## START Rows

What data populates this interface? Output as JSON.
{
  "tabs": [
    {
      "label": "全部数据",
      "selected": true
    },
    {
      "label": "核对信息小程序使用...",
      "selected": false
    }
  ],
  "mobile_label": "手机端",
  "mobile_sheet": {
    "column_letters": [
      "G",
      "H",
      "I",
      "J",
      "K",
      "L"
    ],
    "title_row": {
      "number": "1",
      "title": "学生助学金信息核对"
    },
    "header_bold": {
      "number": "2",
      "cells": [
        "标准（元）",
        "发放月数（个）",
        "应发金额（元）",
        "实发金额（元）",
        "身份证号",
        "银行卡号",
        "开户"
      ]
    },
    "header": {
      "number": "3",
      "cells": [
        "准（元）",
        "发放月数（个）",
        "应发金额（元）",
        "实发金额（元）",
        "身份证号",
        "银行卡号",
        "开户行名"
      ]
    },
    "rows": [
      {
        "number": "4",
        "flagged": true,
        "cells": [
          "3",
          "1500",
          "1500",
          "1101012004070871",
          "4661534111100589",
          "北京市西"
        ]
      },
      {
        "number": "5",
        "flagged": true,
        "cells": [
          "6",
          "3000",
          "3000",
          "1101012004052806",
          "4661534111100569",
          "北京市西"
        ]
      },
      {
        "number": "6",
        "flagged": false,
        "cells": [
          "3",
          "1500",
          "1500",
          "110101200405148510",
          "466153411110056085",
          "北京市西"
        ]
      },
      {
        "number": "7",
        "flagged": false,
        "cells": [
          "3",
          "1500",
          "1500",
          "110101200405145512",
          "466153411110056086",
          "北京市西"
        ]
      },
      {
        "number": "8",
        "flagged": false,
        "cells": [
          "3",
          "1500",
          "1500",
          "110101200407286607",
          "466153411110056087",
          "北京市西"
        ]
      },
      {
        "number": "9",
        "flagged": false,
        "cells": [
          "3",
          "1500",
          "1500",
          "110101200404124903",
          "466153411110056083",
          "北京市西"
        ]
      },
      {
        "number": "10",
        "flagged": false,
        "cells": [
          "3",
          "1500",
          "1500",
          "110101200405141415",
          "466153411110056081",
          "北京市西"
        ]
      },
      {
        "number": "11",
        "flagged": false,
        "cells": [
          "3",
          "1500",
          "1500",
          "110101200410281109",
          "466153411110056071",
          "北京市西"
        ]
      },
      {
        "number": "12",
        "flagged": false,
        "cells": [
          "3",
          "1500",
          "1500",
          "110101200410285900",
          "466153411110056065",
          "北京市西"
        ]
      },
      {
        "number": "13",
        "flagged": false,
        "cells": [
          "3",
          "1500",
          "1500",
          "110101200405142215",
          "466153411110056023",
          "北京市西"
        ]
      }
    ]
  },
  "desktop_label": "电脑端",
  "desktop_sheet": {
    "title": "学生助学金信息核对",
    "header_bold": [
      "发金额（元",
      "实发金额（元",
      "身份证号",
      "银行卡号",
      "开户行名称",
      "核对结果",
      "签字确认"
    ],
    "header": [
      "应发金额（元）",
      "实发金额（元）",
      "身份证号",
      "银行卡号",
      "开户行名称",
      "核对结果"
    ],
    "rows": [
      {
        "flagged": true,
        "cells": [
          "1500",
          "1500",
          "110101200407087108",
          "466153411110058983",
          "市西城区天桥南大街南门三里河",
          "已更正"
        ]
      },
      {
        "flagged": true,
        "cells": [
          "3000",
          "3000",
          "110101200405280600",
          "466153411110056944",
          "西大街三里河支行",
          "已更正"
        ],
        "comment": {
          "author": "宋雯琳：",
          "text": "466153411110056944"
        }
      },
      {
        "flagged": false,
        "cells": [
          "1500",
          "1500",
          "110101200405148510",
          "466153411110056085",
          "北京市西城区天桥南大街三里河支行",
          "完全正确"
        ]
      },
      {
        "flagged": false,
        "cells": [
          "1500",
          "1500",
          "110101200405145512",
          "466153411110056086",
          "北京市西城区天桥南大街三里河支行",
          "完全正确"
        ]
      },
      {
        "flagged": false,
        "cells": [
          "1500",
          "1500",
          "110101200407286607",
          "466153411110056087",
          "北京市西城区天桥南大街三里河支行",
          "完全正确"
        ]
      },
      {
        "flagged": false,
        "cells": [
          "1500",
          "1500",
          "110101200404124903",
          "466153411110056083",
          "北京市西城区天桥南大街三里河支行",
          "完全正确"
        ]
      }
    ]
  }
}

## END Rows

Task objective: Copy down the whole of the data above, matching it exactly.

Exercise response:
What data populates this interface? Output as JSON.
{
  "tabs": [
    {
      "label": "全部数据",
      "selected": true
    },
    {
      "label": "核对信息小程序使用...",
      "selected": false
    }
  ],
  "mobile_label": "手机端",
  "mobile_sheet": {
    "column_letters": [
      "G",
      "H",
      "I",
      "J",
      "K",
      "L"
    ],
    "title_row": {
      "number": "1",
      "title": "学生助学金信息核对"
    },
    "header_bold": {
      "number": "2",
      "cells": [
        "标准（元）",
        "发放月数（个）",
        "应发金额（元）",
        "实发金额（元）",
        "身份证号",
        "银行卡号",
        "开户"
      ]
    },
    "header": {
      "number": "3",
      "cells": [
        "准（元）",
        "发放月数（个）",
        "应发金额（元）",
        "实发金额（元）",
        "身份证号",
        "银行卡号",
        "开户行名"
      ]
    },
    "rows": [
      {
        "number": "4",
        "flagged": true,
        "cells": [
          "3",
          "1500",
          "1500",
          "1101012004070871",
          "4661534111100589",
          "北京市西"
        ]
      },
      {
        "number": "5",
        "flagged": true,
        "cells": [
          "6",
          "3000",
          "3000",
          "1101012004052806",
          "4661534111100569",
          "北京市西"
        ]
      },
      {
        "number": "6",
        "flagged": false,
        "cells": [
          "3",
          "1500",
          "1500",
          "110101200405148510",
          "466153411110056085",
          "北京市西"
        ]
      },
      {
        "number": "7",
        "flagged": false,
        "cells": [
          "3",
          "1500",
          "1500",
          "110101200405145512",
          "466153411110056086",
          "北京市西"
        ]
      },
      {
        "number": "8",
        "flagged": false,
        "cells": [
          "3",
          "1500",
          "1500",
          "110101200407286607",
          "466153411110056087",
          "北京市西"
        ]
      },
      {
        "number": "9",
        "flagged": false,
        "cells": [
          "3",
          "1500",
          "1500",
          "110101200404124903",
          "466153411110056083",
          "北京市西"
        ]
      },
      {
        "number": "10",
        "flagged": false,
        "cells": [
          "3",
          "1500",
          "1500",
          "110101200405141415",
          "466153411110056081",
          "北京市西"
        ]
      },
      {
        "number": "11",
        "flagged": false,
        "cells": [
          "3",
          "1500",
          "1500",
          "110101200410281109",
          "466153411110056071",
          "北京市西"
        ]
      },
      {
        "number": "12",
        "flagged": false,
        "cells": [
          "3",
          "1500",
          "1500",
          "110101200410285900",
          "466153411110056065",
          "北京市西"
        ]
      },
      {
        "number": "13",
        "flagged": false,
        "cells": [
          "3",
          "1500",
          "1500",
          "110101200405142215",
          "466153411110056023",
          "北京市西"
        ]
      }
    ]
  },
  "desktop_label": "电脑端",
  "desktop_sheet": {
    "title": "学生助学金信息核对",
    "header_bold": [
      "发金额（元",
      "实发金额（元",
      "身份证号",
      "银行卡号",
      "开户行名称",
      "核对结果",
      "签字确认"
    ],
    "header": [
      "应发金额（元）",
      "实发金额（元）",
      "身份证号",
      "银行卡号",
      "开户行名称",
      "核对结果"
    ],
    "rows": [
      {
        "flagged": true,
        "cells": [
          "1500",
          "1500",
          "110101200407087108",
          "466153411110058983",
          "市西城区天桥南大街南门三里河",
          "已更正"
        ]
      },
      {
        "flagged": true,
        "cells": [
          "3000",
          "3000",
          "110101200405280600",
          "466153411110056944",
          "西大街三里河支行",
          "已更正"
        ],
        "comment": {
          "author": "宋雯琳：",
          "text": "466153411110056944"
        }
      },
      {
        "flagged": false,
        "cells": [
          "1500",
          "1500",
          "110101200405148510",
          "466153411110056085",
          "北京市西城区天桥南大街三里河支行",
          "完全正确"
        ]
      },
      {
        "flagged": false,
        "cells": [
          "1500",
          "1500",
          "110101200405145512",
          "466153411110056086",
          "北京市西城区天桥南大街三里河支行",
          "完全正确"
        ]
      },
      {
        "flagged": false,
        "cells": [
          "1500",
          "1500",
          "110101200407286607",
          "466153411110056087",
          "北京市西城区天桥南大街三里河支行",
          "完全正确"
        ]
      },
      {
        "flagged": false,
        "cells": [
          "1500",
          "1500",
          "110101200404124903",
          "466153411110056083",
          "北京市西城区天桥南大街三里河支行",
          "完全正确"
        ]
      }
    ]
  }
}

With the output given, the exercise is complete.